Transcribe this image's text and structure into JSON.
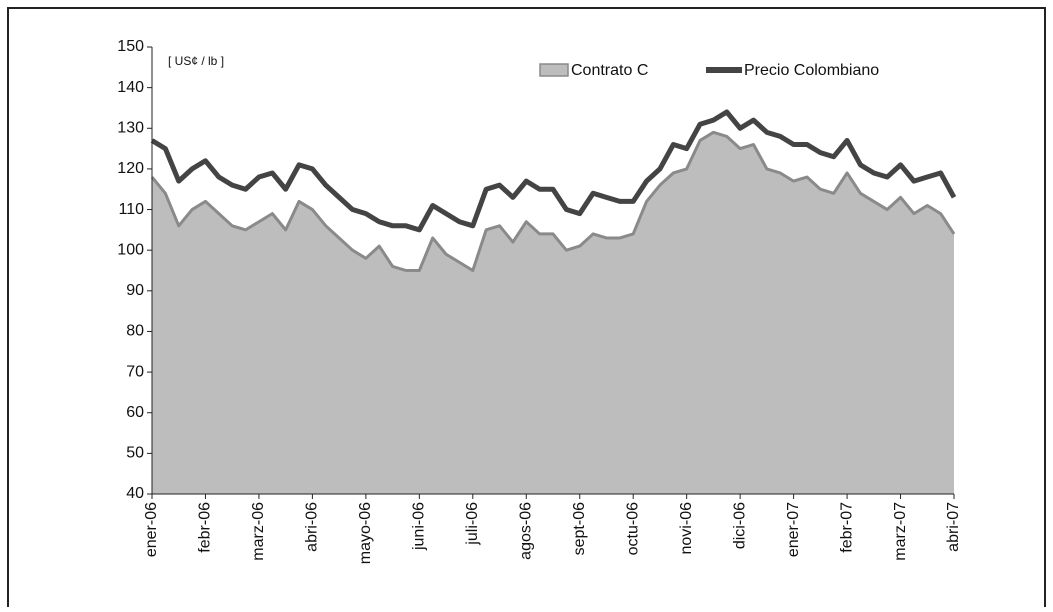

--

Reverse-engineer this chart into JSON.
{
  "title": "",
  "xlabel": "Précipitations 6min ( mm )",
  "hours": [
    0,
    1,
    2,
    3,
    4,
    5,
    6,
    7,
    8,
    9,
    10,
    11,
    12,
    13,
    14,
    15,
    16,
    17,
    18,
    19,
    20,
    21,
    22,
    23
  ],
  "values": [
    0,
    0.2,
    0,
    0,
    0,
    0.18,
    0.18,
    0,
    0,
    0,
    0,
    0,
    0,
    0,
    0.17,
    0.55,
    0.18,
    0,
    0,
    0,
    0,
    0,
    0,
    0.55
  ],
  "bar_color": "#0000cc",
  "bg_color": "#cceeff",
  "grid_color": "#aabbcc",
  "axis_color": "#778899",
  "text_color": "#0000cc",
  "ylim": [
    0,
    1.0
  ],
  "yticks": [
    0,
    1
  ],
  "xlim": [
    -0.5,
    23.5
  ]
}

* * *

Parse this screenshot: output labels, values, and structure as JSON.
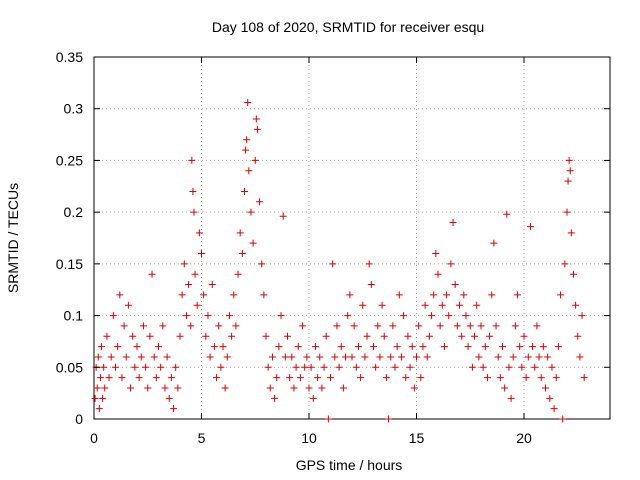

AIM:
Go through the material and select each line with the string "structure" in it.

SOLUTION TO THIS EXERCISE:
Transcribe this image's text and structure into JSON.
Parse this screenshot: output labels, values, and structure as JSON.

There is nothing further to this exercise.